Directive >> Without including any pictures, write out the listing below exactly.

= = = = =

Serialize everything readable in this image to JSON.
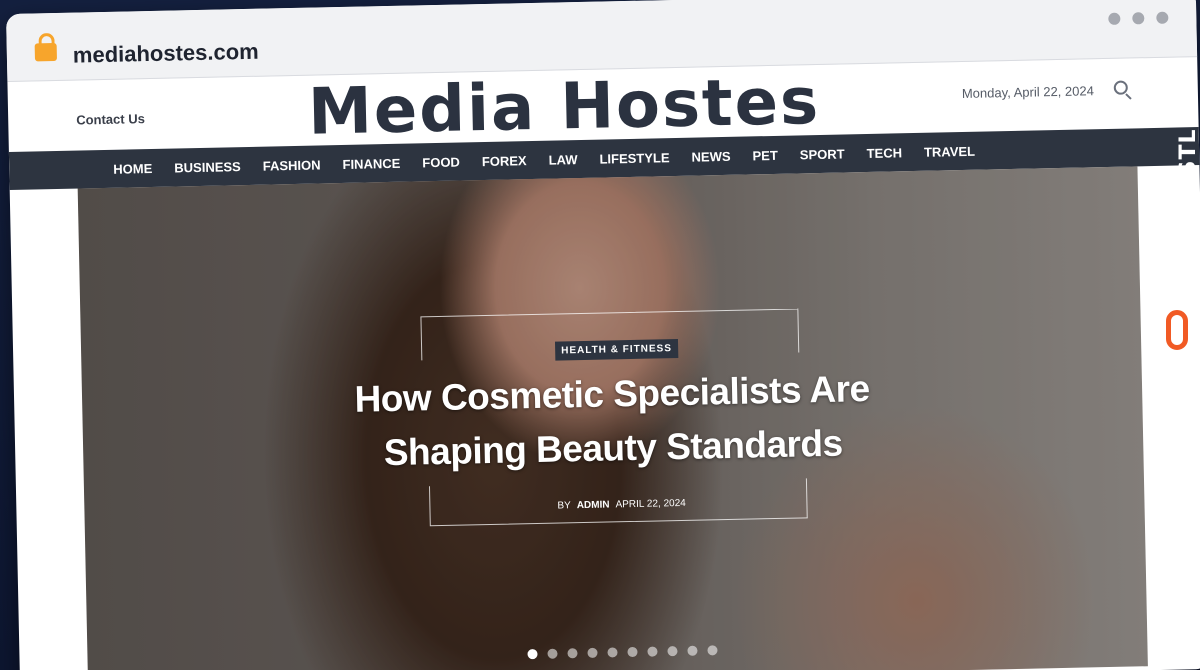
{
  "browser": {
    "url": "mediahostes.com"
  },
  "header": {
    "contact_label": "Contact Us",
    "logo_text": "Media Hostes",
    "date": "Monday, April 22, 2024"
  },
  "nav": {
    "items": [
      "HOME",
      "BUSINESS",
      "FASHION",
      "FINANCE",
      "FOOD",
      "FOREX",
      "LAW",
      "LIFESTYLE",
      "NEWS",
      "PET",
      "SPORT",
      "TECH",
      "TRAVEL"
    ]
  },
  "hero": {
    "category": "HEALTH & FITNESS",
    "title": "How Cosmetic Specialists Are Shaping Beauty Standards",
    "by_label": "BY",
    "author": "ADMIN",
    "date": "APRIL 22, 2024",
    "slide_count": 10,
    "active_slide": 1
  },
  "watermark": {
    "text": "GUESTPOSTLINKS",
    "icon": "link-icon"
  },
  "colors": {
    "nav_bg": "#2d3440",
    "lock": "#f7a52c",
    "watermark_accent": "#f15a24"
  }
}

= = = = =

Complete answer >>
Serialize everything readable in this image to JSON.
{
  "browser": {
    "url": "mediahostes.com"
  },
  "header": {
    "contact_label": "Contact Us",
    "logo_text": "Media Hostes",
    "date": "Monday, April 22, 2024"
  },
  "nav": {
    "items": [
      "HOME",
      "BUSINESS",
      "FASHION",
      "FINANCE",
      "FOOD",
      "FOREX",
      "LAW",
      "LIFESTYLE",
      "NEWS",
      "PET",
      "SPORT",
      "TECH",
      "TRAVEL"
    ]
  },
  "hero": {
    "category": "HEALTH & FITNESS",
    "title": "How Cosmetic Specialists Are Shaping Beauty Standards",
    "by_label": "BY",
    "author": "ADMIN",
    "date": "APRIL 22, 2024",
    "slide_count": 10,
    "active_slide": 1
  },
  "watermark": {
    "text": "GUESTPOSTLINKS",
    "icon": "link-icon"
  },
  "colors": {
    "nav_bg": "#2d3440",
    "lock": "#f7a52c",
    "watermark_accent": "#f15a24"
  }
}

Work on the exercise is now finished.